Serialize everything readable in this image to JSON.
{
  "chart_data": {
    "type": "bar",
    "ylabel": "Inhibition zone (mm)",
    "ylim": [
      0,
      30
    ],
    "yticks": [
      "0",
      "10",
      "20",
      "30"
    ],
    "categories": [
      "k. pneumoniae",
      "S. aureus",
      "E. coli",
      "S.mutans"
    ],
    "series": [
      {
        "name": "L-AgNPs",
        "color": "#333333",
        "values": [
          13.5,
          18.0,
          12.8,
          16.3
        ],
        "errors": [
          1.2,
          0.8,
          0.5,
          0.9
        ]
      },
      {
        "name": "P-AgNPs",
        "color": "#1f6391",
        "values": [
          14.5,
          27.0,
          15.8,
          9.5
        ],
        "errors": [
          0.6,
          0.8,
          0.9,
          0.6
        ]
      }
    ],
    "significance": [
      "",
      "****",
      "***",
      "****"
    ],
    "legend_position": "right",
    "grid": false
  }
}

========================

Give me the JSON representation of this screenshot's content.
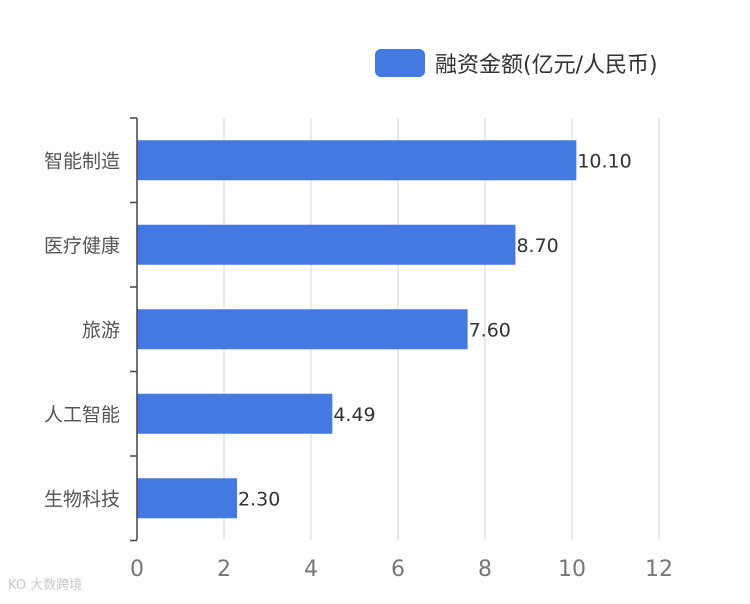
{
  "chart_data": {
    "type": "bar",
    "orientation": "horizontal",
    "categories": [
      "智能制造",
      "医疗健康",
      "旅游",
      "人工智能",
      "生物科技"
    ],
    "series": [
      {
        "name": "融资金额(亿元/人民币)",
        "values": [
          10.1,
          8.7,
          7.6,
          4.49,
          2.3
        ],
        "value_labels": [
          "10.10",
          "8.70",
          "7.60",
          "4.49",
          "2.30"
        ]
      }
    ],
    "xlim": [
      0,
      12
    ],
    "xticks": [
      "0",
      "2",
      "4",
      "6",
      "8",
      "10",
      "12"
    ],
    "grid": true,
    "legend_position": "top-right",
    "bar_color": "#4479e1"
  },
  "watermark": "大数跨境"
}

========================

• [Set exercise] Copy each line of the data that contains the word "right".

• [Response to the exercise]
    "legend_position": "right",
    "legend_position": "top-right",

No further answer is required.